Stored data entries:
───
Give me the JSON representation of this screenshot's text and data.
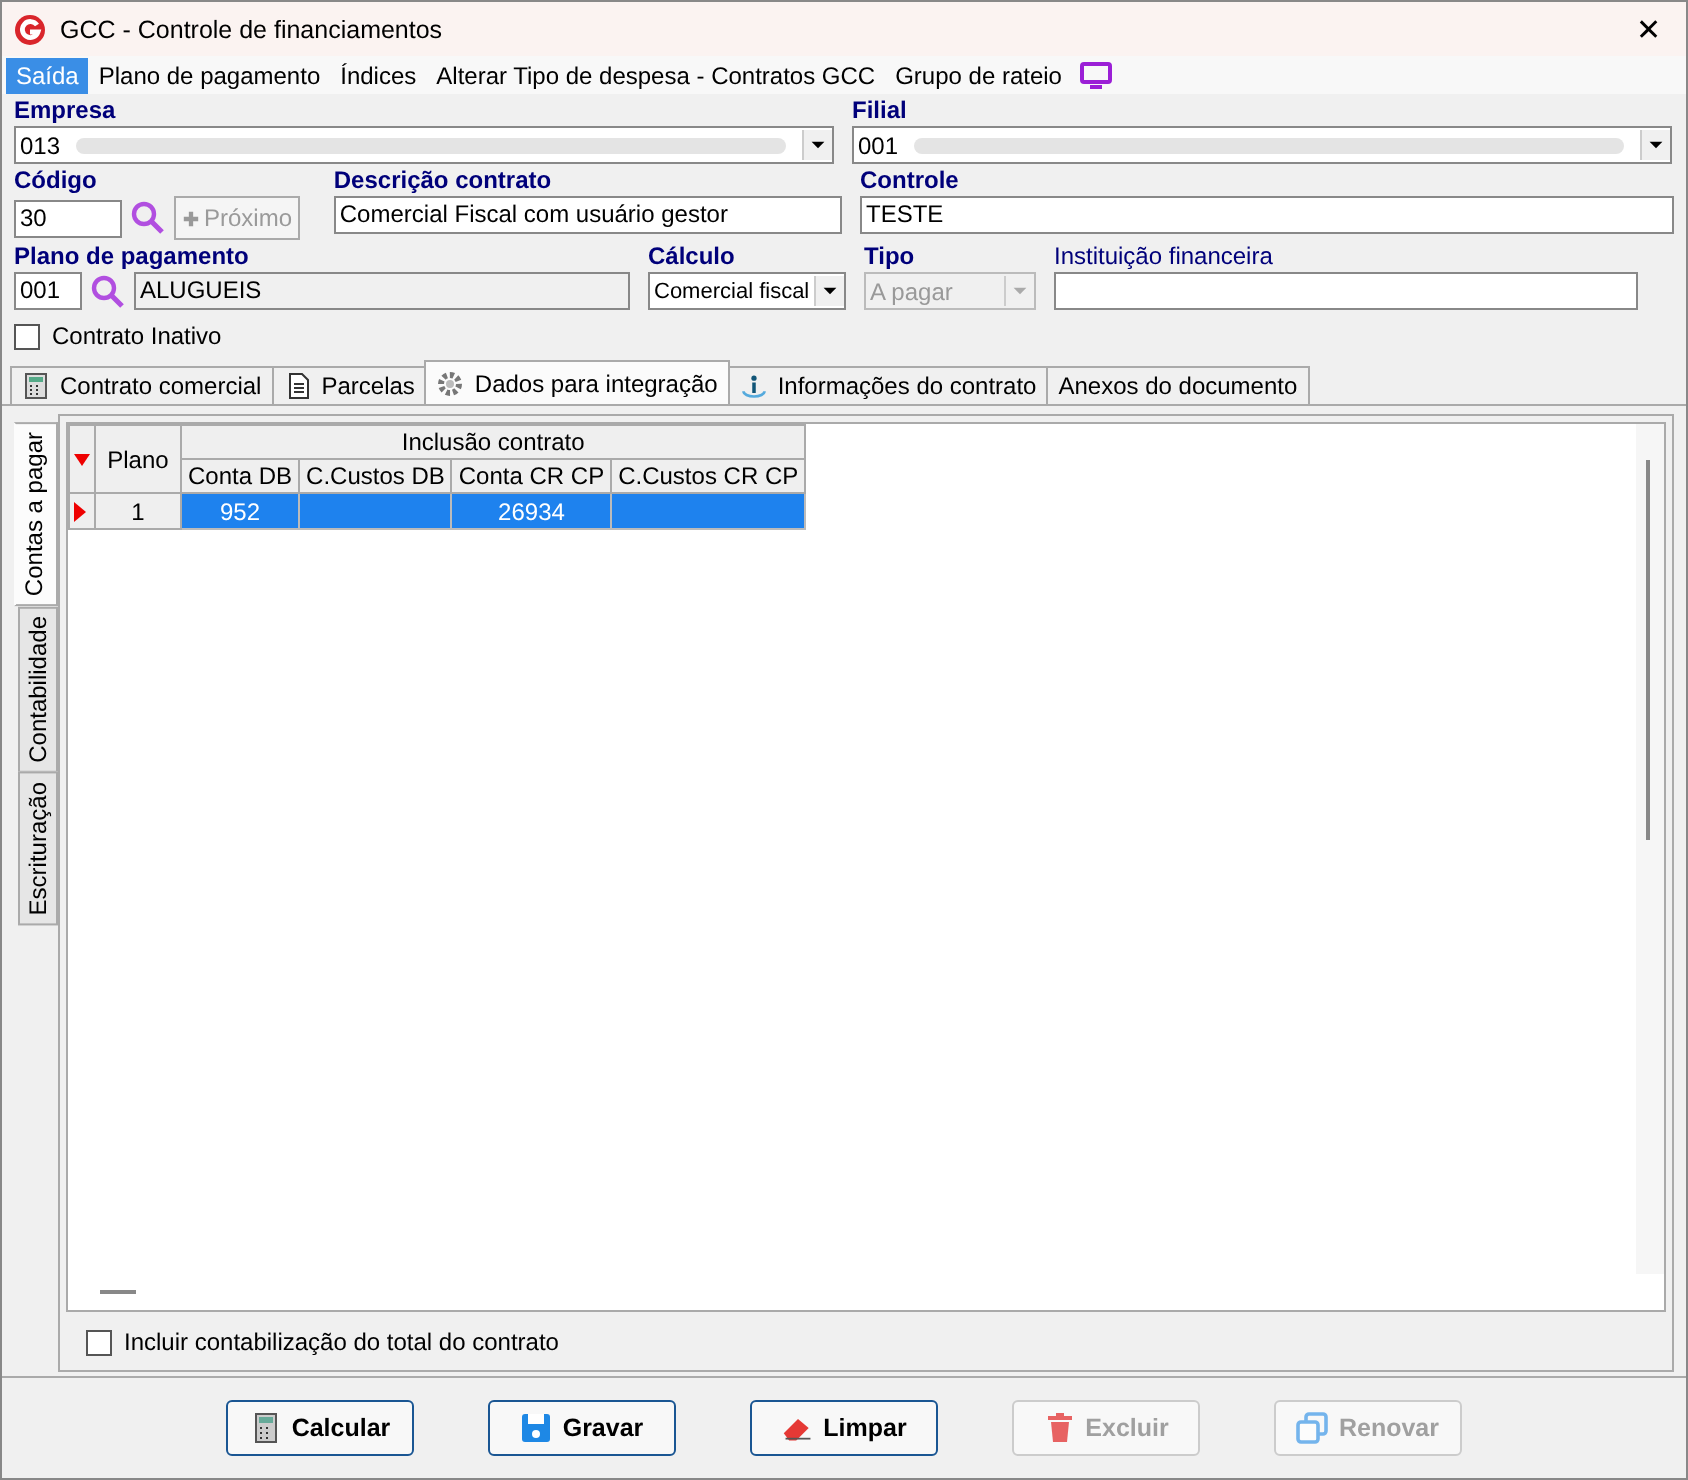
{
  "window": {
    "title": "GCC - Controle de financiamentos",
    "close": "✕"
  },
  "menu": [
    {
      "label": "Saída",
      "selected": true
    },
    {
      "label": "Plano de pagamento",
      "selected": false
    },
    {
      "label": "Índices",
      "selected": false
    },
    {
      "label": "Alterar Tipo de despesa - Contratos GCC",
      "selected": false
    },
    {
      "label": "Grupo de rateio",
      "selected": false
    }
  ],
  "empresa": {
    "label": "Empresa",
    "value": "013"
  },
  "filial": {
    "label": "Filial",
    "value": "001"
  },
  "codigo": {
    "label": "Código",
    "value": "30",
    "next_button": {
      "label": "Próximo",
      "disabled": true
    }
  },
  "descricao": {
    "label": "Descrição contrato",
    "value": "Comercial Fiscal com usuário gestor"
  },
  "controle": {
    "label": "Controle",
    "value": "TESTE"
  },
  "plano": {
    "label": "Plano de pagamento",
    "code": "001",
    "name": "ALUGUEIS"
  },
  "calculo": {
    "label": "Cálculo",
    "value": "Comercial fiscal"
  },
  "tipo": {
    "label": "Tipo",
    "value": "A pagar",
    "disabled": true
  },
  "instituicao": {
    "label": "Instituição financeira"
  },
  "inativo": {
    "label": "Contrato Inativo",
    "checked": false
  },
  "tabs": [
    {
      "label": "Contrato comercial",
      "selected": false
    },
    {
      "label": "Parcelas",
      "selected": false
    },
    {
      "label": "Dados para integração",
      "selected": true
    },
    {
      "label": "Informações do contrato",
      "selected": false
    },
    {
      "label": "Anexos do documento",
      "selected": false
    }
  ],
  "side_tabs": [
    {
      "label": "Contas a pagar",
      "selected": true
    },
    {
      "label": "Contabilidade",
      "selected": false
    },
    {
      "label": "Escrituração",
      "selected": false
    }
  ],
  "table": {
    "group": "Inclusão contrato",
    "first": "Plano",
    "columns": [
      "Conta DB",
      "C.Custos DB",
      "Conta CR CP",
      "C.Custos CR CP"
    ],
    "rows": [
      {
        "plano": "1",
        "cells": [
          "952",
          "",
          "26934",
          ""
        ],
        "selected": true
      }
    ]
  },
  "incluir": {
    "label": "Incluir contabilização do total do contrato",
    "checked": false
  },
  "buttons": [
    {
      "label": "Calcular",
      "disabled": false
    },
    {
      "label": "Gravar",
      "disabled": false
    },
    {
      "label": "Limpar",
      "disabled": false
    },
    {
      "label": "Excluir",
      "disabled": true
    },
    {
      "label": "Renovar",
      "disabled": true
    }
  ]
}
───
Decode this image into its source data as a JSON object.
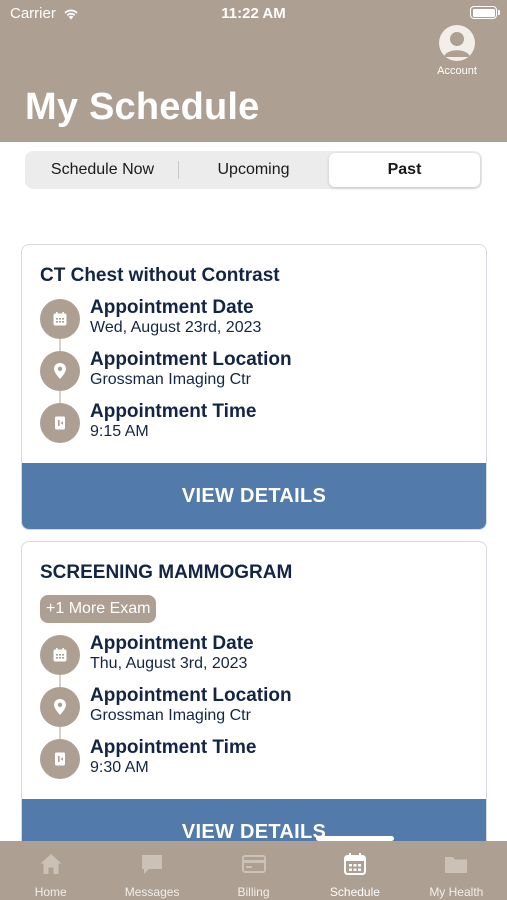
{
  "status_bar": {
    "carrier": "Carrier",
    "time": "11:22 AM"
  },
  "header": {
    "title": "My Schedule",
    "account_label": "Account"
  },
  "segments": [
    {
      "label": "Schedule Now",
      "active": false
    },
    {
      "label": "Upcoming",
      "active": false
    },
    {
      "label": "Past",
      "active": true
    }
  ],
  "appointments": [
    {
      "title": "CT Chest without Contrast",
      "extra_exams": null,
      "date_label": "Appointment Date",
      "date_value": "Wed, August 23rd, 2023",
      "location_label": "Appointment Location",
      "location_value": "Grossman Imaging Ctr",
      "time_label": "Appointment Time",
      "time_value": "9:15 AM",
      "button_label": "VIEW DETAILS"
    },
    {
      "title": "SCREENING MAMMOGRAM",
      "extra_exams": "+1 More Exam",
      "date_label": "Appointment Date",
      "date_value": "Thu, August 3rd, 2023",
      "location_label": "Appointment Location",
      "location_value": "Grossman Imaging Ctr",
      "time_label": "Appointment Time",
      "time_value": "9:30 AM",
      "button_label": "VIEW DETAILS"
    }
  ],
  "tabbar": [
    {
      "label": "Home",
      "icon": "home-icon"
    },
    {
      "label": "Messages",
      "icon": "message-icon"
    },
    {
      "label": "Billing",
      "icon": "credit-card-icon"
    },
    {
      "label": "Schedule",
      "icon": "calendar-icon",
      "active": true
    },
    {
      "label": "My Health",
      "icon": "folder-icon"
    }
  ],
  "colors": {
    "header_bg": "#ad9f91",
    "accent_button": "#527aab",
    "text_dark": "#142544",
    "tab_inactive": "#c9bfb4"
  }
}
───
## Work to be completed
Pick each line holding the word "title" out of the data and copy it.

## Task solution
    "title": "GCC - Controle de financiamentos",
    "title": "My Schedule",
      "title": "CT Chest without Contrast",
      "title": "SCREENING MAMMOGRAM",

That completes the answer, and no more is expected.